Task goal –
Go through the entries one line at a time, and gather every line that has the word "megawatt".

Dataset rows –
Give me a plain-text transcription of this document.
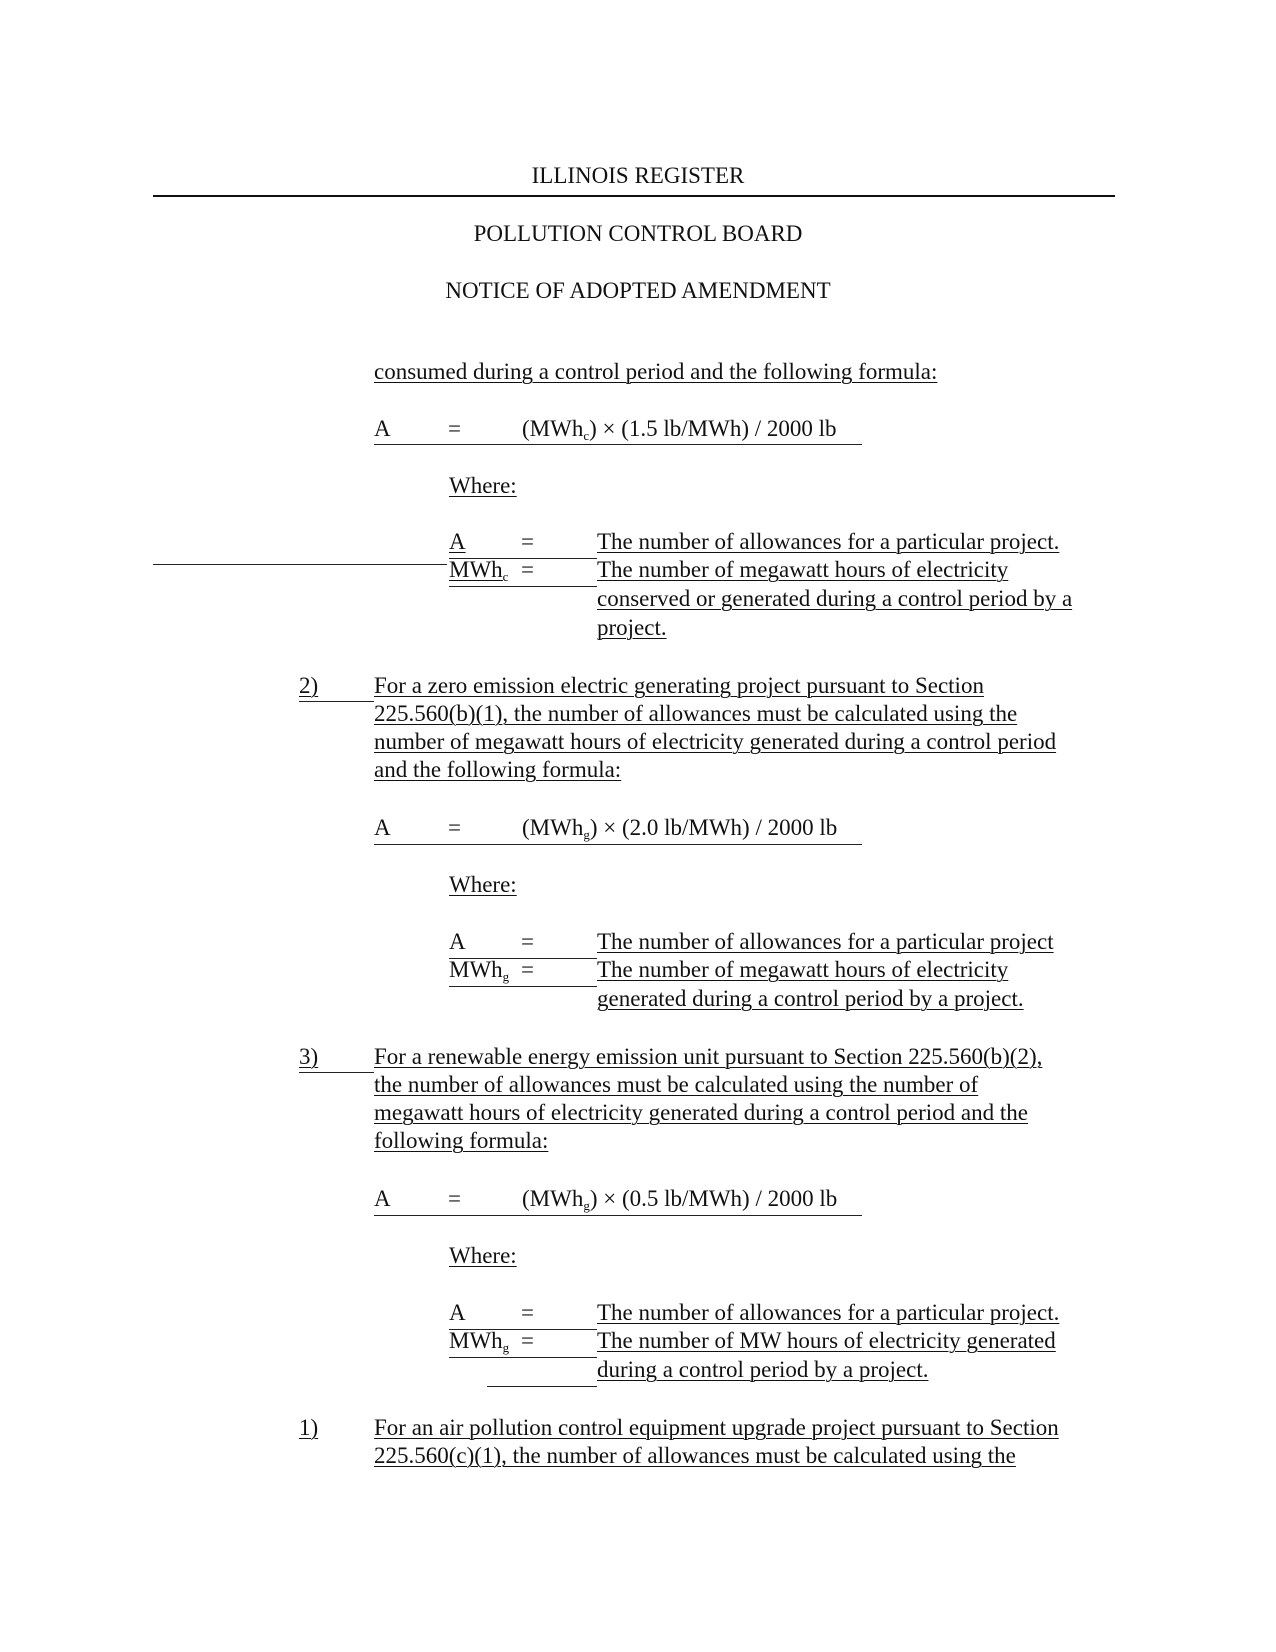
ILLINOIS REGISTER
POLLUTION CONTROL BOARD
NOTICE OF ADOPTED AMENDMENT
consumed during a control period and the following formula:
A =	(MWh$_c$) × (1.5 lb/MWh) / 2000 lb
Where:
A =	The number of allowances for a particular project.
MWh$_c$ =	The number of megawatt hours of electricity
conserved or generated during a control period by a
project.
2) For a zero emission electric generating project pursuant to Section
225.560(b)(1), the number of allowances must be calculated using the
number of megawatt hours of electricity generated during a control period
and the following formula:
A =	(MWh$_g$) × (2.0 lb/MWh) / 2000 lb
Where:
A =	The number of allowances for a particular project
MWh$_g$ =	The number of megawatt hours of electricity
generated during a control period by a project.
3) For a renewable energy emission unit pursuant to Section 225.560(b)(2),
the number of allowances must be calculated using the number of
megawatt hours of electricity generated during a control period and the
following formula:
A =	(MWh$_g$) × (0.5 lb/MWh) / 2000 lb
Where:
A =	The number of allowances for a particular project.
MWh$_g$ =	The number of MW hours of electricity generated
during a control period by a project.
1) For an air pollution control equipment upgrade project pursuant to Section
225.560(c)(1), the number of allowances must be calculated using the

Full response –
MWh$_c$ =	The number of megawatt hours of electricity
number of megawatt hours of electricity generated during a control period
MWh$_g$ =	The number of megawatt hours of electricity
megawatt hours of electricity generated during a control period and the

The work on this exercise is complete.